From the first line to the last, retype the records exactly without their images.

────────

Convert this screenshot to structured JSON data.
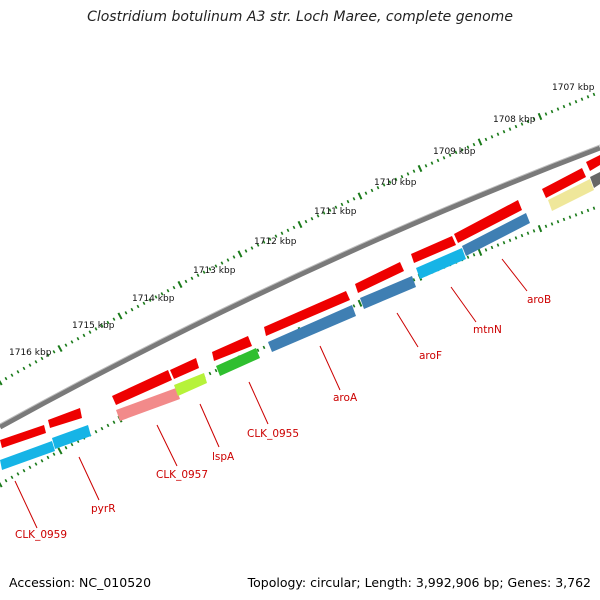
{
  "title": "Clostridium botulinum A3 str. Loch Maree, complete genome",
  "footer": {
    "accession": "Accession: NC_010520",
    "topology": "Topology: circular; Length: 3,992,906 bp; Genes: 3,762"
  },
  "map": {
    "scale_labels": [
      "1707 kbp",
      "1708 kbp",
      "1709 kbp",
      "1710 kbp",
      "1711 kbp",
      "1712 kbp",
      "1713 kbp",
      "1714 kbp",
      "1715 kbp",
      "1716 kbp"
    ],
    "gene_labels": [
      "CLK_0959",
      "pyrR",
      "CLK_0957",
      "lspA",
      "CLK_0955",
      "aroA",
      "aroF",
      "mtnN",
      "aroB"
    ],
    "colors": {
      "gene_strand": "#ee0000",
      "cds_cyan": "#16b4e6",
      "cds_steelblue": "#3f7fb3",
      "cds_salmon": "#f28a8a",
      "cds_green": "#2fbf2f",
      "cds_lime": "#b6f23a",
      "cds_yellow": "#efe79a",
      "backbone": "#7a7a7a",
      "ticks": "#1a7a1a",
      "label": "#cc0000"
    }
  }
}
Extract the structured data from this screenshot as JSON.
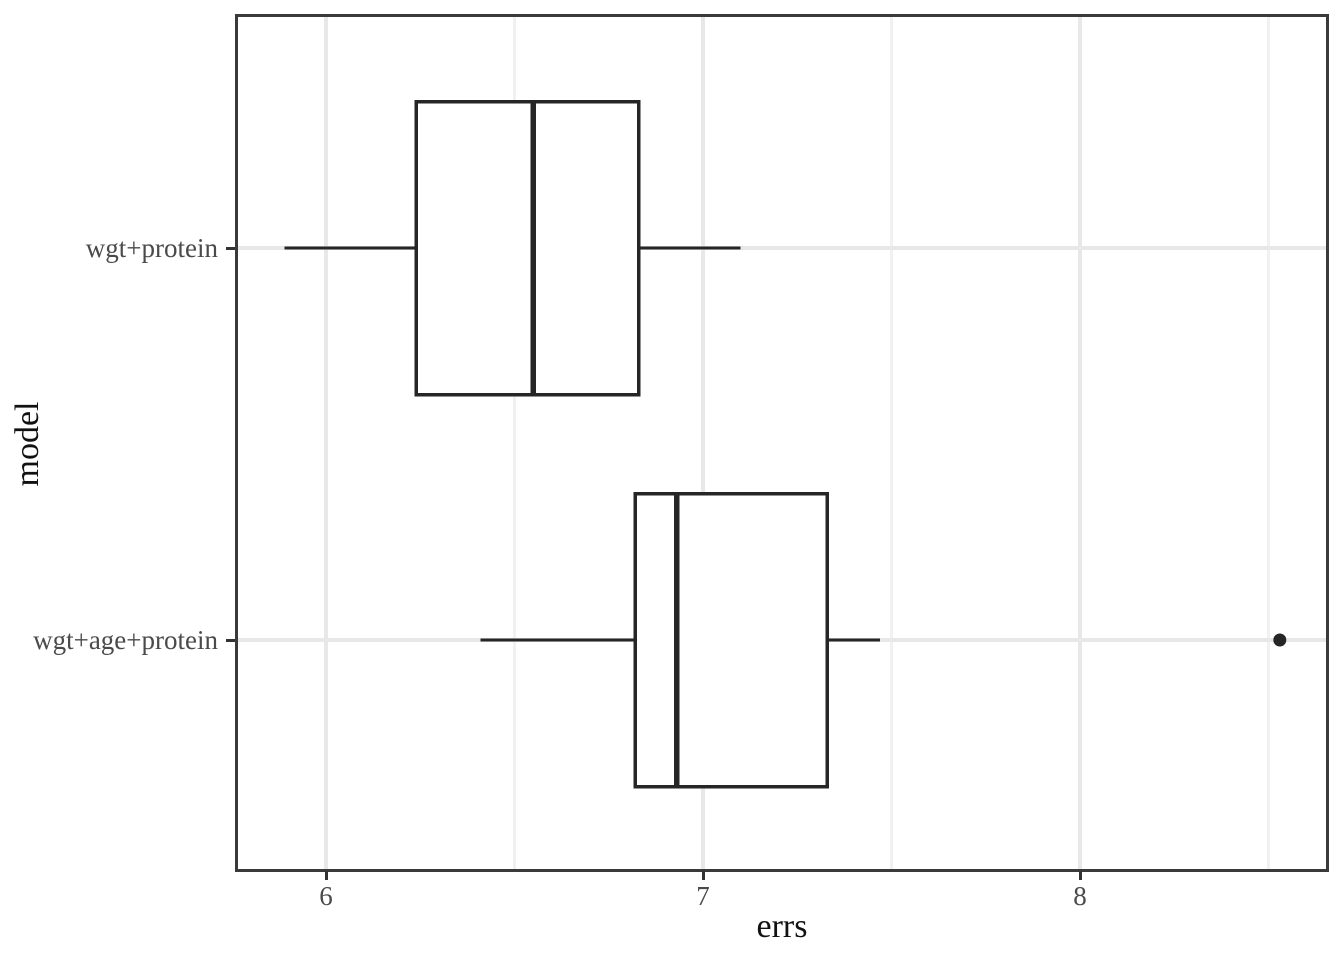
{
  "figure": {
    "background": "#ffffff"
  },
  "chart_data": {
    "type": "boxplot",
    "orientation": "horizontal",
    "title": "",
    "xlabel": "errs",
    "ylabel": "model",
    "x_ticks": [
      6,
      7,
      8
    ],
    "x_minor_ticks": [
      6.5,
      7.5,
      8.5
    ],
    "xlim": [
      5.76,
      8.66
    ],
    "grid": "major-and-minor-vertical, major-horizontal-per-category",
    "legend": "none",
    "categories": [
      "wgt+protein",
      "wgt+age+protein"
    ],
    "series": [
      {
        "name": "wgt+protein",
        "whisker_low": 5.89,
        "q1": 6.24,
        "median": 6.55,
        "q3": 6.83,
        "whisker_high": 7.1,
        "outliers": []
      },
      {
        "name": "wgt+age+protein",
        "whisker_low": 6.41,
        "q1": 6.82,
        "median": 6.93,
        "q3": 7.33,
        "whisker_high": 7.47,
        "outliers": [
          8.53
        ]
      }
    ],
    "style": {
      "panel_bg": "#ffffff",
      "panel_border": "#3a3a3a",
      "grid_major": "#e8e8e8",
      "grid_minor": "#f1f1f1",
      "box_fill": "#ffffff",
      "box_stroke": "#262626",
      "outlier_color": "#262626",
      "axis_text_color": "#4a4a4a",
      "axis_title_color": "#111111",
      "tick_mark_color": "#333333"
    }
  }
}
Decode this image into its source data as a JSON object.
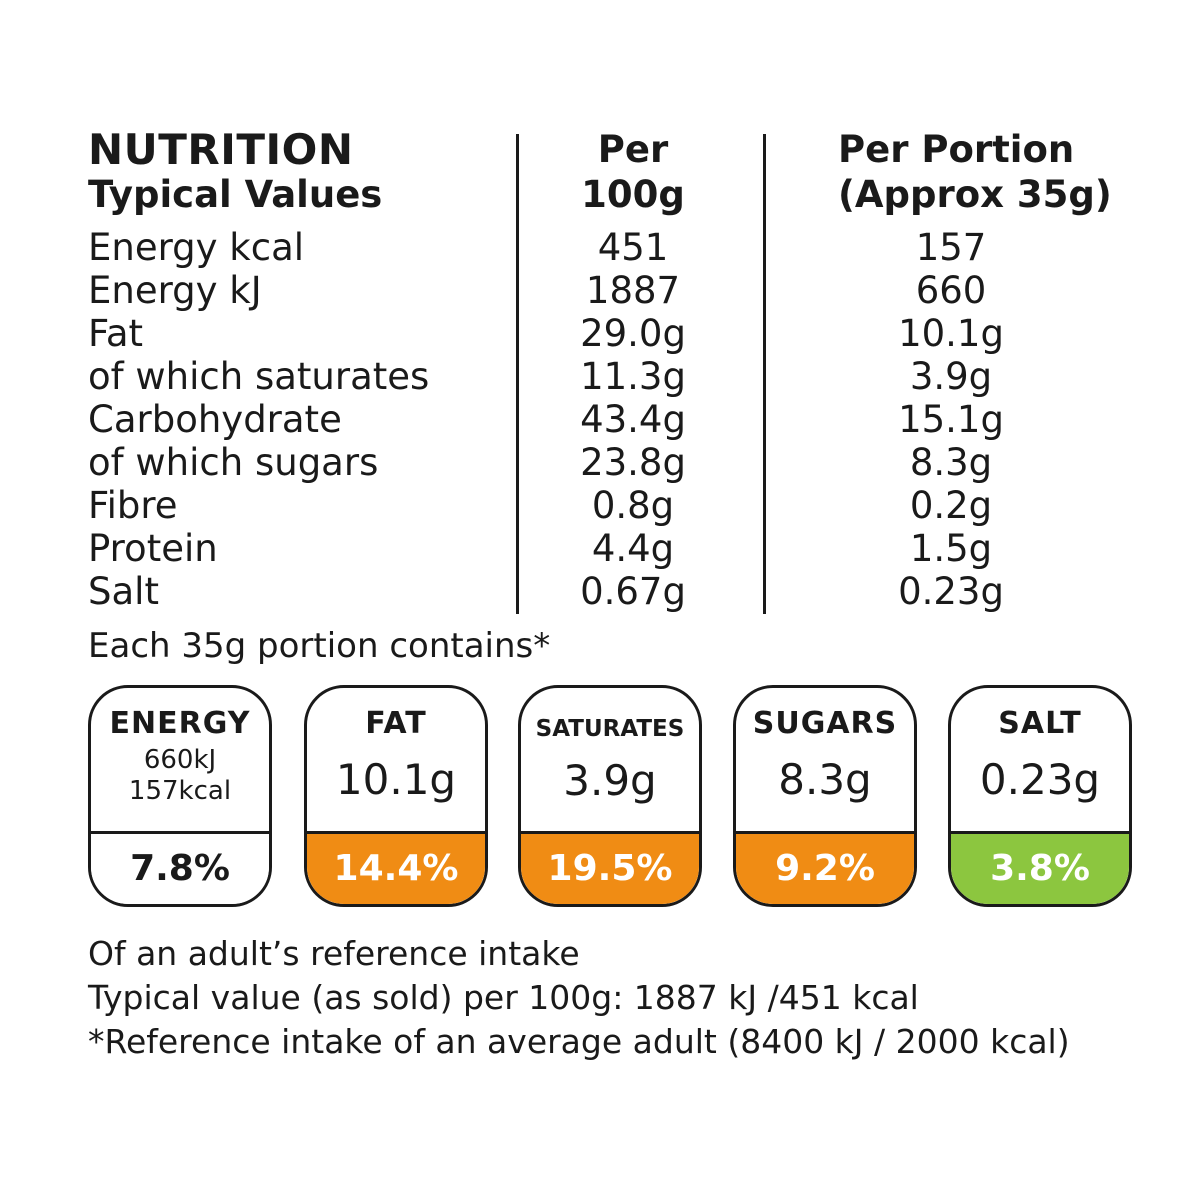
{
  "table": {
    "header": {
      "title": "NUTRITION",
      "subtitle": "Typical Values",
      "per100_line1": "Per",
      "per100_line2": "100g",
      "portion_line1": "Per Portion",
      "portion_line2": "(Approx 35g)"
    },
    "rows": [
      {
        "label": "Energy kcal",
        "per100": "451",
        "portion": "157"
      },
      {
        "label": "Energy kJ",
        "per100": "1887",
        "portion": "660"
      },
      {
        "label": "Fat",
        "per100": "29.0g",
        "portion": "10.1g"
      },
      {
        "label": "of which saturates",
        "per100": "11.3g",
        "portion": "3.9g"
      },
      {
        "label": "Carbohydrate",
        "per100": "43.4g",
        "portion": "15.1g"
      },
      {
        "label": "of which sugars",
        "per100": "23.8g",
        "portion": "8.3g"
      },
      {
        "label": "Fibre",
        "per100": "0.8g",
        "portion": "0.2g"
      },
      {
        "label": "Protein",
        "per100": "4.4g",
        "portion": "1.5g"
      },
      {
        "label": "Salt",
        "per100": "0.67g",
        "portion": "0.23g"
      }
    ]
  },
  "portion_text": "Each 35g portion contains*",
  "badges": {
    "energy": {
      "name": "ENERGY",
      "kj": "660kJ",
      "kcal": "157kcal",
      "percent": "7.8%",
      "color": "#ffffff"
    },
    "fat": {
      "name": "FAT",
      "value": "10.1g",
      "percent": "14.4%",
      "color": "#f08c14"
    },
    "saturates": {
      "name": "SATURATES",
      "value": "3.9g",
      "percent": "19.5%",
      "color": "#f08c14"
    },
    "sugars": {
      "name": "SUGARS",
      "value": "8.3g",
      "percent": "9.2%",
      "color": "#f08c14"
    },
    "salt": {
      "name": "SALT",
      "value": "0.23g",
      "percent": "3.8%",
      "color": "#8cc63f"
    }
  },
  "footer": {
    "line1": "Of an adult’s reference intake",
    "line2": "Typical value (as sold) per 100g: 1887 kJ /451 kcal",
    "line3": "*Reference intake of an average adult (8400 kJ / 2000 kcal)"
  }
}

────────

Answer box
Convert this screenshot to structured JSON data.
{
  "title": "Clostridium botulinum A3 str. Loch Maree, complete genome",
  "footer": {
    "accession": "Accession: NC_010520",
    "topology": "Topology: circular; Length: 3,992,906 bp; Genes: 3,762"
  },
  "map": {
    "scale_labels": [
      "1707 kbp",
      "1708 kbp",
      "1709 kbp",
      "1710 kbp",
      "1711 kbp",
      "1712 kbp",
      "1713 kbp",
      "1714 kbp",
      "1715 kbp",
      "1716 kbp"
    ],
    "gene_labels": [
      "CLK_0959",
      "pyrR",
      "CLK_0957",
      "lspA",
      "CLK_0955",
      "aroA",
      "aroF",
      "mtnN",
      "aroB"
    ],
    "colors": {
      "gene_strand": "#ee0000",
      "cds_cyan": "#16b4e6",
      "cds_steelblue": "#3f7fb3",
      "cds_salmon": "#f28a8a",
      "cds_green": "#2fbf2f",
      "cds_lime": "#b6f23a",
      "cds_yellow": "#efe79a",
      "backbone": "#7a7a7a",
      "ticks": "#1a7a1a",
      "label": "#cc0000"
    }
  }
}
Extract the structured data from this screenshot as JSON.
{
  "figure": {
    "background": "#ffffff"
  },
  "chart_data": {
    "type": "boxplot",
    "orientation": "horizontal",
    "title": "",
    "xlabel": "errs",
    "ylabel": "model",
    "x_ticks": [
      6,
      7,
      8
    ],
    "x_minor_ticks": [
      6.5,
      7.5,
      8.5
    ],
    "xlim": [
      5.76,
      8.66
    ],
    "grid": "major-and-minor-vertical, major-horizontal-per-category",
    "legend": "none",
    "categories": [
      "wgt+protein",
      "wgt+age+protein"
    ],
    "series": [
      {
        "name": "wgt+protein",
        "whisker_low": 5.89,
        "q1": 6.24,
        "median": 6.55,
        "q3": 6.83,
        "whisker_high": 7.1,
        "outliers": []
      },
      {
        "name": "wgt+age+protein",
        "whisker_low": 6.41,
        "q1": 6.82,
        "median": 6.93,
        "q3": 7.33,
        "whisker_high": 7.47,
        "outliers": [
          8.53
        ]
      }
    ],
    "style": {
      "panel_bg": "#ffffff",
      "panel_border": "#3a3a3a",
      "grid_major": "#e8e8e8",
      "grid_minor": "#f1f1f1",
      "box_fill": "#ffffff",
      "box_stroke": "#262626",
      "outlier_color": "#262626",
      "axis_text_color": "#4a4a4a",
      "axis_title_color": "#111111",
      "tick_mark_color": "#333333"
    }
  }
}
Decode this image into its source data as a JSON object.
{
  "table": {
    "header": {
      "title": "NUTRITION",
      "subtitle": "Typical Values",
      "per100_line1": "Per",
      "per100_line2": "100g",
      "portion_line1": "Per Portion",
      "portion_line2": "(Approx 35g)"
    },
    "rows": [
      {
        "label": "Energy kcal",
        "per100": "451",
        "portion": "157"
      },
      {
        "label": "Energy kJ",
        "per100": "1887",
        "portion": "660"
      },
      {
        "label": "Fat",
        "per100": "29.0g",
        "portion": "10.1g"
      },
      {
        "label": "of which saturates",
        "per100": "11.3g",
        "portion": "3.9g"
      },
      {
        "label": "Carbohydrate",
        "per100": "43.4g",
        "portion": "15.1g"
      },
      {
        "label": "of which sugars",
        "per100": "23.8g",
        "portion": "8.3g"
      },
      {
        "label": "Fibre",
        "per100": "0.8g",
        "portion": "0.2g"
      },
      {
        "label": "Protein",
        "per100": "4.4g",
        "portion": "1.5g"
      },
      {
        "label": "Salt",
        "per100": "0.67g",
        "portion": "0.23g"
      }
    ]
  },
  "portion_text": "Each 35g portion contains*",
  "badges": {
    "energy": {
      "name": "ENERGY",
      "kj": "660kJ",
      "kcal": "157kcal",
      "percent": "7.8%",
      "color": "#ffffff"
    },
    "fat": {
      "name": "FAT",
      "value": "10.1g",
      "percent": "14.4%",
      "color": "#f08c14"
    },
    "saturates": {
      "name": "SATURATES",
      "value": "3.9g",
      "percent": "19.5%",
      "color": "#f08c14"
    },
    "sugars": {
      "name": "SUGARS",
      "value": "8.3g",
      "percent": "9.2%",
      "color": "#f08c14"
    },
    "salt": {
      "name": "SALT",
      "value": "0.23g",
      "percent": "3.8%",
      "color": "#8cc63f"
    }
  },
  "footer": {
    "line1": "Of an adult’s reference intake",
    "line2": "Typical value (as sold) per 100g: 1887 kJ /451 kcal",
    "line3": "*Reference intake of an average adult (8400 kJ / 2000 kcal)"
  }
}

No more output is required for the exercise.